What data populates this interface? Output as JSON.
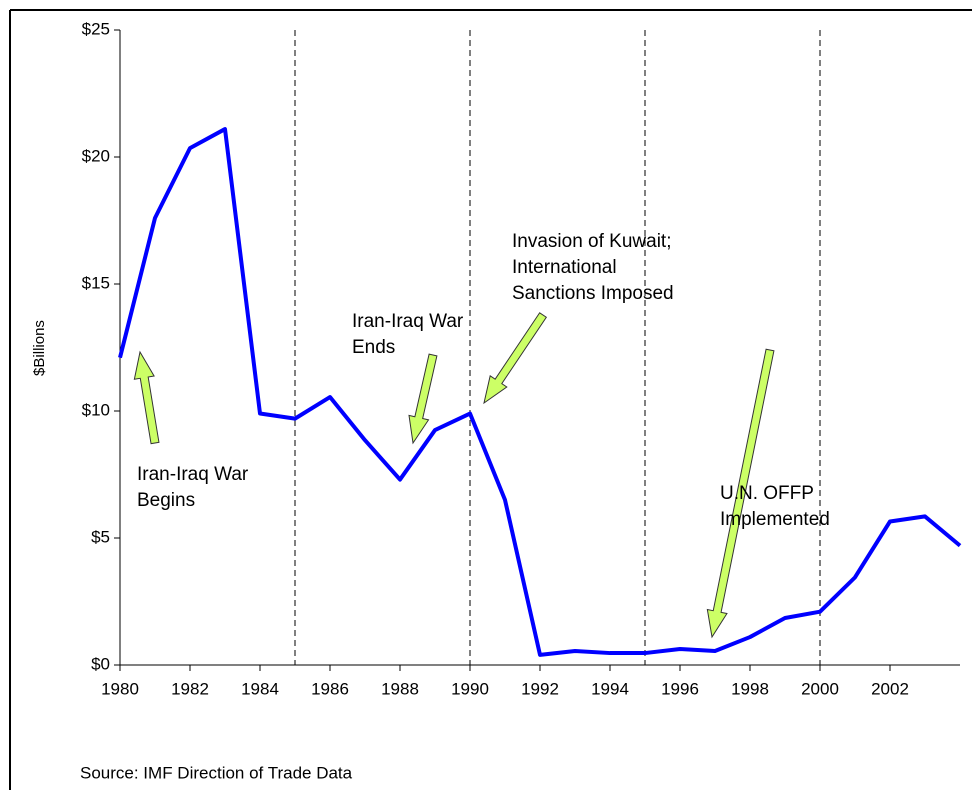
{
  "chart_data": {
    "type": "line",
    "y_label": "$Billions",
    "source": "Source:   IMF Direction of Trade Data",
    "x": [
      1980,
      1981,
      1982,
      1983,
      1984,
      1985,
      1986,
      1987,
      1988,
      1989,
      1990,
      1991,
      1992,
      1993,
      1994,
      1995,
      1996,
      1997,
      1998,
      1999,
      2000,
      2001,
      2002,
      2003,
      2004
    ],
    "series": [
      {
        "color": "#0000ff",
        "values": [
          12.1,
          17.6,
          20.35,
          21.1,
          9.9,
          9.7,
          10.55,
          8.85,
          7.3,
          9.25,
          9.9,
          6.5,
          0.4,
          0.55,
          0.47,
          0.47,
          0.63,
          0.55,
          1.1,
          1.85,
          2.1,
          3.45,
          5.65,
          5.85,
          4.7
        ]
      }
    ],
    "xlim": [
      1980,
      2004
    ],
    "xticks": [
      1980,
      1982,
      1984,
      1986,
      1988,
      1990,
      1992,
      1994,
      1996,
      1998,
      2000,
      2002
    ],
    "ylim": [
      0,
      25
    ],
    "yticks": [
      {
        "value": 0,
        "label": "$0"
      },
      {
        "value": 5,
        "label": "$5"
      },
      {
        "value": 10,
        "label": "$10"
      },
      {
        "value": 15,
        "label": "$15"
      },
      {
        "value": 20,
        "label": "$20"
      },
      {
        "value": 25,
        "label": "$25"
      }
    ],
    "vlines": [
      1985,
      1990,
      1995,
      2000
    ],
    "annotations": [
      {
        "lines": [
          "Iran-Iraq War",
          "Begins"
        ]
      },
      {
        "lines": [
          "Iran-Iraq War",
          "Ends"
        ]
      },
      {
        "lines": [
          "Invasion of Kuwait;",
          "International",
          "Sanctions Imposed"
        ]
      },
      {
        "lines": [
          "U.N. OFFP",
          "Implemented"
        ]
      }
    ]
  }
}
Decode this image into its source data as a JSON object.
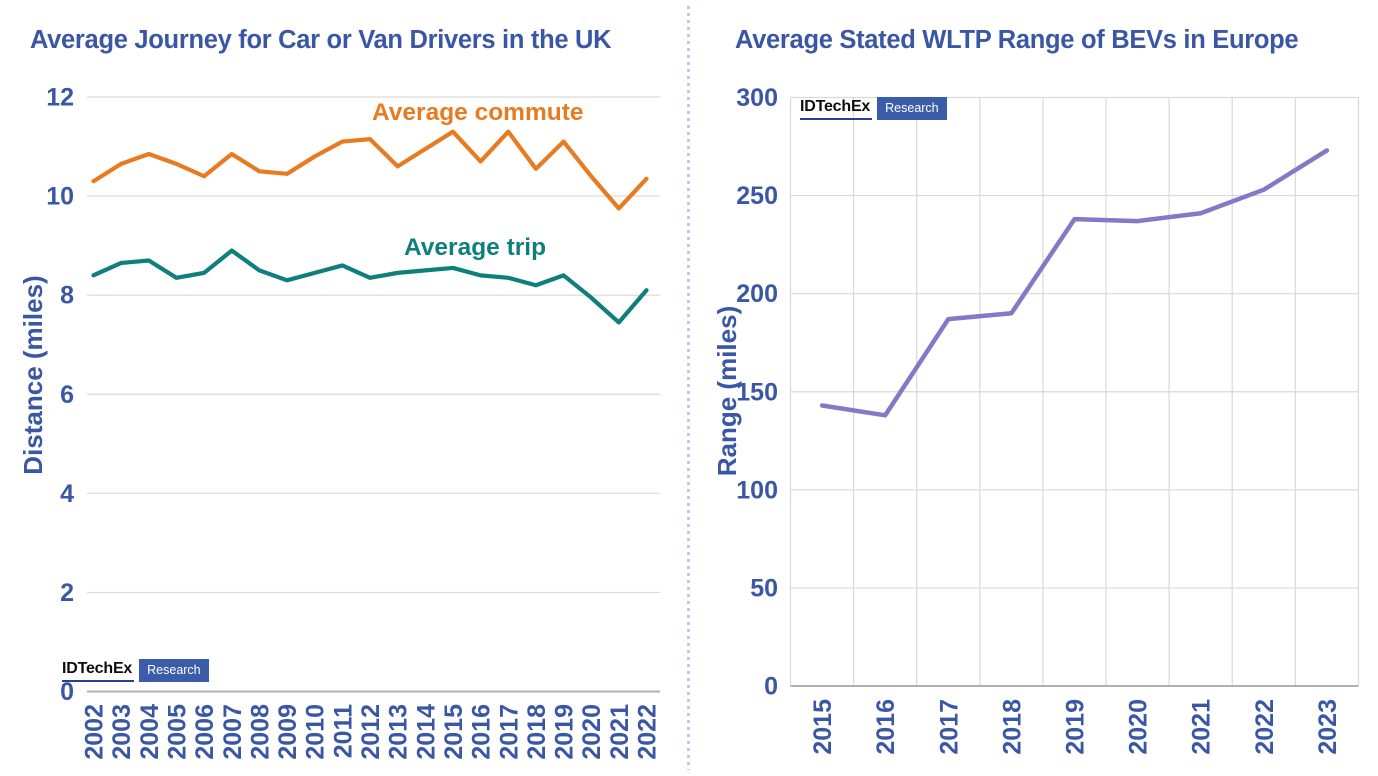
{
  "theme": {
    "text_color": "#3a57a6",
    "grid_color": "#d9d9d9",
    "axis_color": "#b0b0b0",
    "background": "#ffffff",
    "divider_color": "#b8cbe9"
  },
  "logo": {
    "brand": "IDTechEx",
    "sub": "Research",
    "box_color": "#3b5ca8",
    "underline_color": "#27408f"
  },
  "chart_data": [
    {
      "type": "line",
      "title": "Average Journey for Car or Van Drivers in the UK",
      "xlabel": "",
      "ylabel": "Distance (miles)",
      "categories": [
        "2002",
        "2003",
        "2004",
        "2005",
        "2006",
        "2007",
        "2008",
        "2009",
        "2010",
        "2011",
        "2012",
        "2013",
        "2014",
        "2015",
        "2016",
        "2017",
        "2018",
        "2019",
        "2020",
        "2021",
        "2022"
      ],
      "series": [
        {
          "name": "Average commute",
          "color": "#e87a20",
          "values": [
            10.3,
            10.65,
            10.85,
            10.65,
            10.4,
            10.85,
            10.5,
            10.45,
            10.8,
            11.1,
            11.15,
            10.6,
            10.95,
            11.3,
            10.7,
            11.3,
            10.55,
            11.1,
            10.4,
            9.75,
            10.35
          ]
        },
        {
          "name": "Average trip",
          "color": "#0e7f7c",
          "values": [
            8.4,
            8.65,
            8.7,
            8.35,
            8.45,
            8.9,
            8.5,
            8.3,
            8.45,
            8.6,
            8.35,
            8.45,
            8.5,
            8.55,
            8.4,
            8.35,
            8.2,
            8.4,
            7.95,
            7.45,
            8.1
          ]
        }
      ],
      "ylim": [
        0,
        12
      ],
      "yticks": [
        0,
        2,
        4,
        6,
        8,
        10,
        12
      ],
      "grid": "horizontal",
      "legend_position": "inline-annotations"
    },
    {
      "type": "line",
      "title": "Average Stated WLTP Range of BEVs in Europe",
      "xlabel": "",
      "ylabel": "Range (miles)",
      "categories": [
        "2015",
        "2016",
        "2017",
        "2018",
        "2019",
        "2020",
        "2021",
        "2022",
        "2023"
      ],
      "series": [
        {
          "color": "#8379c6",
          "values": [
            143,
            138,
            187,
            190,
            238,
            237,
            241,
            253,
            273
          ]
        }
      ],
      "ylim": [
        0,
        300
      ],
      "yticks": [
        0,
        50,
        100,
        150,
        200,
        250,
        300
      ],
      "grid": "both",
      "legend_position": "none"
    }
  ]
}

○ ○ ○

**Given task:** Write out the data precisely as given, excluding the pictures.

**Task response:**
What data populates this interface? Output as JSON.
{
  "chart_data": {
    "type": "line",
    "y_label": "$Billions",
    "source": "Source:   IMF Direction of Trade Data",
    "x": [
      1980,
      1981,
      1982,
      1983,
      1984,
      1985,
      1986,
      1987,
      1988,
      1989,
      1990,
      1991,
      1992,
      1993,
      1994,
      1995,
      1996,
      1997,
      1998,
      1999,
      2000,
      2001,
      2002,
      2003,
      2004
    ],
    "series": [
      {
        "color": "#0000ff",
        "values": [
          12.1,
          17.6,
          20.35,
          21.1,
          9.9,
          9.7,
          10.55,
          8.85,
          7.3,
          9.25,
          9.9,
          6.5,
          0.4,
          0.55,
          0.47,
          0.47,
          0.63,
          0.55,
          1.1,
          1.85,
          2.1,
          3.45,
          5.65,
          5.85,
          4.7
        ]
      }
    ],
    "xlim": [
      1980,
      2004
    ],
    "xticks": [
      1980,
      1982,
      1984,
      1986,
      1988,
      1990,
      1992,
      1994,
      1996,
      1998,
      2000,
      2002
    ],
    "ylim": [
      0,
      25
    ],
    "yticks": [
      {
        "value": 0,
        "label": "$0"
      },
      {
        "value": 5,
        "label": "$5"
      },
      {
        "value": 10,
        "label": "$10"
      },
      {
        "value": 15,
        "label": "$15"
      },
      {
        "value": 20,
        "label": "$20"
      },
      {
        "value": 25,
        "label": "$25"
      }
    ],
    "vlines": [
      1985,
      1990,
      1995,
      2000
    ],
    "annotations": [
      {
        "lines": [
          "Iran-Iraq War",
          "Begins"
        ]
      },
      {
        "lines": [
          "Iran-Iraq War",
          "Ends"
        ]
      },
      {
        "lines": [
          "Invasion of Kuwait;",
          "International",
          "Sanctions Imposed"
        ]
      },
      {
        "lines": [
          "U.N. OFFP",
          "Implemented"
        ]
      }
    ]
  }
}
Decode this image into its source data as a JSON object.
{
  "theme": {
    "text_color": "#3a57a6",
    "grid_color": "#d9d9d9",
    "axis_color": "#b0b0b0",
    "background": "#ffffff",
    "divider_color": "#b8cbe9"
  },
  "logo": {
    "brand": "IDTechEx",
    "sub": "Research",
    "box_color": "#3b5ca8",
    "underline_color": "#27408f"
  },
  "chart_data": [
    {
      "type": "line",
      "title": "Average Journey for Car or Van Drivers in the UK",
      "xlabel": "",
      "ylabel": "Distance (miles)",
      "categories": [
        "2002",
        "2003",
        "2004",
        "2005",
        "2006",
        "2007",
        "2008",
        "2009",
        "2010",
        "2011",
        "2012",
        "2013",
        "2014",
        "2015",
        "2016",
        "2017",
        "2018",
        "2019",
        "2020",
        "2021",
        "2022"
      ],
      "series": [
        {
          "name": "Average commute",
          "color": "#e87a20",
          "values": [
            10.3,
            10.65,
            10.85,
            10.65,
            10.4,
            10.85,
            10.5,
            10.45,
            10.8,
            11.1,
            11.15,
            10.6,
            10.95,
            11.3,
            10.7,
            11.3,
            10.55,
            11.1,
            10.4,
            9.75,
            10.35
          ]
        },
        {
          "name": "Average trip",
          "color": "#0e7f7c",
          "values": [
            8.4,
            8.65,
            8.7,
            8.35,
            8.45,
            8.9,
            8.5,
            8.3,
            8.45,
            8.6,
            8.35,
            8.45,
            8.5,
            8.55,
            8.4,
            8.35,
            8.2,
            8.4,
            7.95,
            7.45,
            8.1
          ]
        }
      ],
      "ylim": [
        0,
        12
      ],
      "yticks": [
        0,
        2,
        4,
        6,
        8,
        10,
        12
      ],
      "grid": "horizontal",
      "legend_position": "inline-annotations"
    },
    {
      "type": "line",
      "title": "Average Stated WLTP Range of BEVs in Europe",
      "xlabel": "",
      "ylabel": "Range (miles)",
      "categories": [
        "2015",
        "2016",
        "2017",
        "2018",
        "2019",
        "2020",
        "2021",
        "2022",
        "2023"
      ],
      "series": [
        {
          "color": "#8379c6",
          "values": [
            143,
            138,
            187,
            190,
            238,
            237,
            241,
            253,
            273
          ]
        }
      ],
      "ylim": [
        0,
        300
      ],
      "yticks": [
        0,
        50,
        100,
        150,
        200,
        250,
        300
      ],
      "grid": "both",
      "legend_position": "none"
    }
  ]
}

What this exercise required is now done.